* What is asked: Below is a block of records; return all of them exactly, but without the images.

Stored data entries
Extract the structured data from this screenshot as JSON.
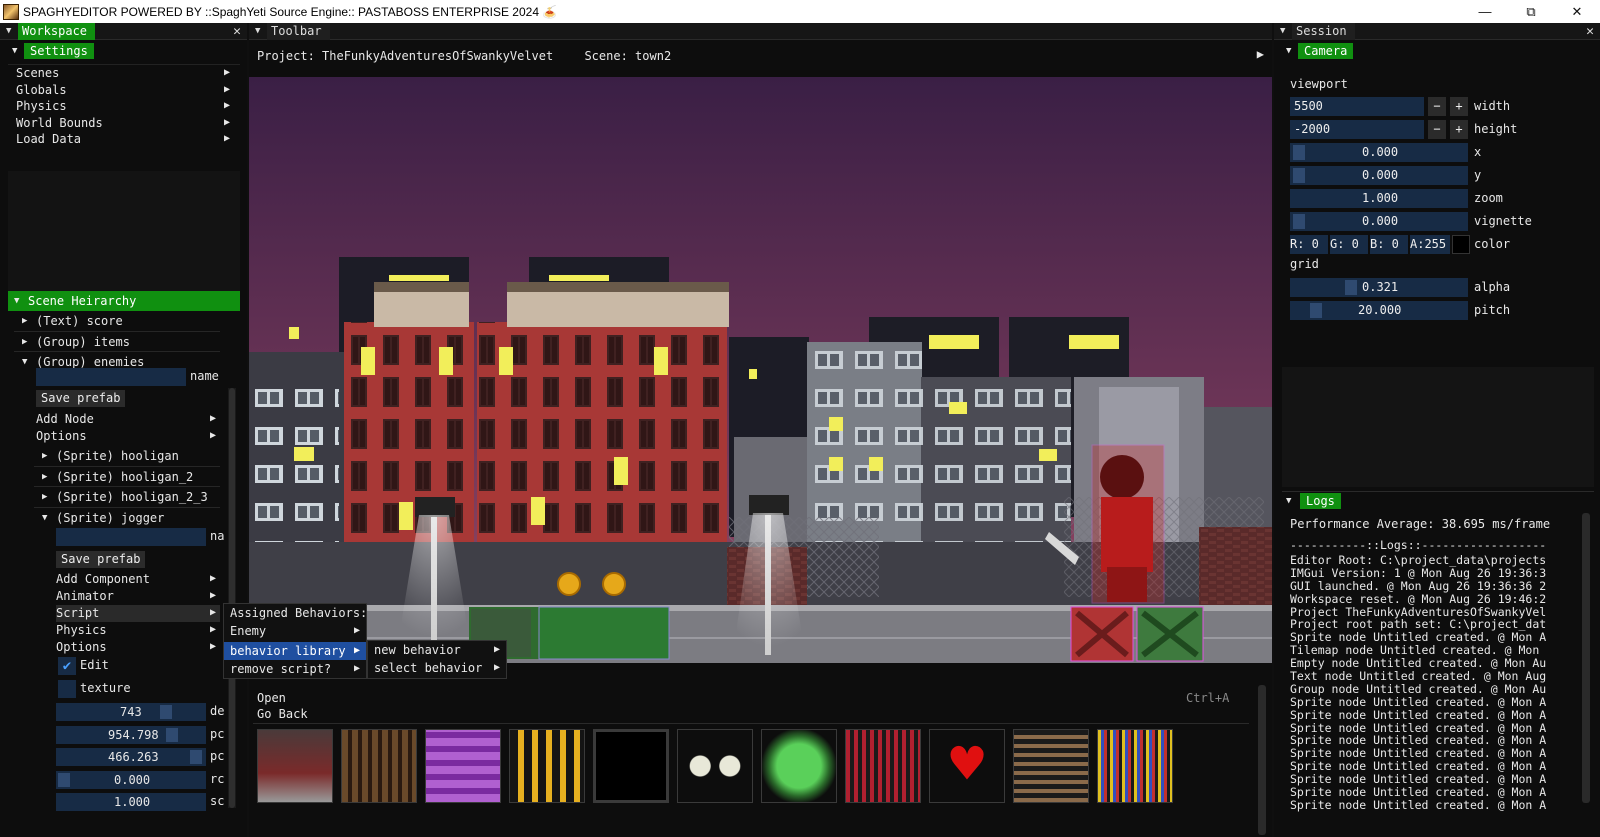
{
  "window": {
    "title": "SPAGHYEDITOR POWERED BY ::SpaghYeti Source Engine:: PASTABOSS ENTERPRISE 2024 🍝",
    "minimize": "—",
    "maximize": "⧉",
    "close": "✕"
  },
  "workspace": {
    "title": "Workspace",
    "close": "✕",
    "settings": {
      "title": "Settings",
      "items": [
        {
          "label": "Scenes",
          "arrow": "▶"
        },
        {
          "label": "Globals",
          "arrow": "▶"
        },
        {
          "label": "Physics",
          "arrow": "▶"
        },
        {
          "label": "World Bounds",
          "arrow": "▶"
        },
        {
          "label": "Load Data",
          "arrow": "▶"
        }
      ]
    },
    "hierarchy": {
      "title": "Scene Heirarchy",
      "rows": [
        "(Text) score",
        "(Group) items",
        "(Group) enemies"
      ],
      "enemies_name_label": "name",
      "save_prefab": "Save prefab",
      "add_node": "Add Node",
      "options": "Options",
      "sprites": [
        "(Sprite) hooligan",
        "(Sprite) hooligan_2",
        "(Sprite) hooligan_2_3",
        "(Sprite) jogger"
      ],
      "jogger_name_label": "na",
      "jogger_save_prefab": "Save prefab",
      "jogger_menu": [
        "Add Component",
        "Animator",
        "Script",
        "Physics",
        "Options"
      ],
      "edit_label": "Edit",
      "texture_label": "texture",
      "values": [
        {
          "value": "743",
          "label": "de"
        },
        {
          "value": "954.798",
          "label": "pc"
        },
        {
          "value": "466.263",
          "label": "pc"
        },
        {
          "value": "0.000",
          "label": "rc"
        },
        {
          "value": "1.000",
          "label": "sc"
        }
      ]
    }
  },
  "toolbar": {
    "title": "Toolbar",
    "project_label": "Project:",
    "project_name": "TheFunkyAdventuresOfSwankyVelvet",
    "scene_label": "Scene:",
    "scene_name": "town2",
    "play": "▶"
  },
  "script_menu": {
    "assigned": "Assigned Behaviors:",
    "enemy": "Enemy",
    "behavior_library": "behavior library",
    "remove_script": "remove script?",
    "library_sub": [
      "new behavior",
      "select behavior"
    ]
  },
  "assets": {
    "open": "Open",
    "go_back": "Go Back",
    "shortcut": "Ctrl+A"
  },
  "session": {
    "title": "Session",
    "close": "✕",
    "camera": {
      "title": "Camera",
      "viewport_label": "viewport",
      "width_value": "5500",
      "width_label": "width",
      "height_value": "-2000",
      "height_label": "height",
      "minus": "−",
      "plus": "+",
      "x_value": "0.000",
      "x_label": "x",
      "y_value": "0.000",
      "y_label": "y",
      "zoom_value": "1.000",
      "zoom_label": "zoom",
      "vignette_value": "0.000",
      "vignette_label": "vignette",
      "r": "R:   0",
      "g": "G:   0",
      "b": "B:   0",
      "a": "A:255",
      "color_label": "color",
      "grid_label": "grid",
      "alpha_value": "0.321",
      "alpha_label": "alpha",
      "alpha_level": 0.321,
      "pitch_value": "20.000",
      "pitch_label": "pitch"
    },
    "logs": {
      "title": "Logs",
      "performance": "Performance Average: 38.695 ms/frame",
      "separator": "-----------::Logs::------------------",
      "lines": [
        "Editor Root: C:\\project_data\\projects",
        "IMGui Version: 1 @ Mon Aug 26 19:36:3",
        "GUI launched. @ Mon Aug 26 19:36:36 2",
        "Workspace reset. @ Mon Aug 26 19:46:2",
        "Project TheFunkyAdventuresOfSwankyVel",
        "Project root path set: C:\\project_dat",
        "Sprite node Untitled created. @ Mon A",
        "Tilemap node Untitled created. @ Mon",
        "Empty node Untitled created. @ Mon Au",
        "Text node Untitled created. @ Mon Aug",
        "Group node Untitled created. @ Mon Au",
        "Sprite node Untitled created. @ Mon A",
        "Sprite node Untitled created. @ Mon A",
        "Sprite node Untitled created. @ Mon A",
        "Sprite node Untitled created. @ Mon A",
        "Sprite node Untitled created. @ Mon A",
        "Sprite node Untitled created. @ Mon A",
        "Sprite node Untitled created. @ Mon A",
        "Sprite node Untitled created. @ Mon A",
        "Sprite node Untitled created. @ Mon A"
      ]
    }
  },
  "colors": {
    "accent_green": "#109010",
    "field_blue": "#172b45",
    "highlight_blue": "#1f4fa0",
    "sky_top": "#3a1f45",
    "sky_bottom": "#9a4a66"
  }
}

* Finished answer:
Extract the structured data from this screenshot as JSON.
{
  "window": {
    "title": "SPAGHYEDITOR POWERED BY ::SpaghYeti Source Engine:: PASTABOSS ENTERPRISE 2024 🍝",
    "minimize": "—",
    "maximize": "⧉",
    "close": "✕"
  },
  "workspace": {
    "title": "Workspace",
    "close": "✕",
    "settings": {
      "title": "Settings",
      "items": [
        {
          "label": "Scenes",
          "arrow": "▶"
        },
        {
          "label": "Globals",
          "arrow": "▶"
        },
        {
          "label": "Physics",
          "arrow": "▶"
        },
        {
          "label": "World Bounds",
          "arrow": "▶"
        },
        {
          "label": "Load Data",
          "arrow": "▶"
        }
      ]
    },
    "hierarchy": {
      "title": "Scene Heirarchy",
      "rows": [
        "(Text) score",
        "(Group) items",
        "(Group) enemies"
      ],
      "enemies_name_label": "name",
      "save_prefab": "Save prefab",
      "add_node": "Add Node",
      "options": "Options",
      "sprites": [
        "(Sprite) hooligan",
        "(Sprite) hooligan_2",
        "(Sprite) hooligan_2_3",
        "(Sprite) jogger"
      ],
      "jogger_name_label": "na",
      "jogger_save_prefab": "Save prefab",
      "jogger_menu": [
        "Add Component",
        "Animator",
        "Script",
        "Physics",
        "Options"
      ],
      "edit_label": "Edit",
      "texture_label": "texture",
      "values": [
        {
          "value": "743",
          "label": "de"
        },
        {
          "value": "954.798",
          "label": "pc"
        },
        {
          "value": "466.263",
          "label": "pc"
        },
        {
          "value": "0.000",
          "label": "rc"
        },
        {
          "value": "1.000",
          "label": "sc"
        }
      ]
    }
  },
  "toolbar": {
    "title": "Toolbar",
    "project_label": "Project:",
    "project_name": "TheFunkyAdventuresOfSwankyVelvet",
    "scene_label": "Scene:",
    "scene_name": "town2",
    "play": "▶"
  },
  "script_menu": {
    "assigned": "Assigned Behaviors:",
    "enemy": "Enemy",
    "behavior_library": "behavior library",
    "remove_script": "remove script?",
    "library_sub": [
      "new behavior",
      "select behavior"
    ]
  },
  "assets": {
    "open": "Open",
    "go_back": "Go Back",
    "shortcut": "Ctrl+A"
  },
  "session": {
    "title": "Session",
    "close": "✕",
    "camera": {
      "title": "Camera",
      "viewport_label": "viewport",
      "width_value": "5500",
      "width_label": "width",
      "height_value": "-2000",
      "height_label": "height",
      "minus": "−",
      "plus": "+",
      "x_value": "0.000",
      "x_label": "x",
      "y_value": "0.000",
      "y_label": "y",
      "zoom_value": "1.000",
      "zoom_label": "zoom",
      "vignette_value": "0.000",
      "vignette_label": "vignette",
      "r": "R:   0",
      "g": "G:   0",
      "b": "B:   0",
      "a": "A:255",
      "color_label": "color",
      "grid_label": "grid",
      "alpha_value": "0.321",
      "alpha_label": "alpha",
      "alpha_level": 0.321,
      "pitch_value": "20.000",
      "pitch_label": "pitch"
    },
    "logs": {
      "title": "Logs",
      "performance": "Performance Average: 38.695 ms/frame",
      "separator": "-----------::Logs::------------------",
      "lines": [
        "Editor Root: C:\\project_data\\projects",
        "IMGui Version: 1 @ Mon Aug 26 19:36:3",
        "GUI launched. @ Mon Aug 26 19:36:36 2",
        "Workspace reset. @ Mon Aug 26 19:46:2",
        "Project TheFunkyAdventuresOfSwankyVel",
        "Project root path set: C:\\project_dat",
        "Sprite node Untitled created. @ Mon A",
        "Tilemap node Untitled created. @ Mon",
        "Empty node Untitled created. @ Mon Au",
        "Text node Untitled created. @ Mon Aug",
        "Group node Untitled created. @ Mon Au",
        "Sprite node Untitled created. @ Mon A",
        "Sprite node Untitled created. @ Mon A",
        "Sprite node Untitled created. @ Mon A",
        "Sprite node Untitled created. @ Mon A",
        "Sprite node Untitled created. @ Mon A",
        "Sprite node Untitled created. @ Mon A",
        "Sprite node Untitled created. @ Mon A",
        "Sprite node Untitled created. @ Mon A",
        "Sprite node Untitled created. @ Mon A"
      ]
    }
  },
  "colors": {
    "accent_green": "#109010",
    "field_blue": "#172b45",
    "highlight_blue": "#1f4fa0",
    "sky_top": "#3a1f45",
    "sky_bottom": "#9a4a66"
  }
}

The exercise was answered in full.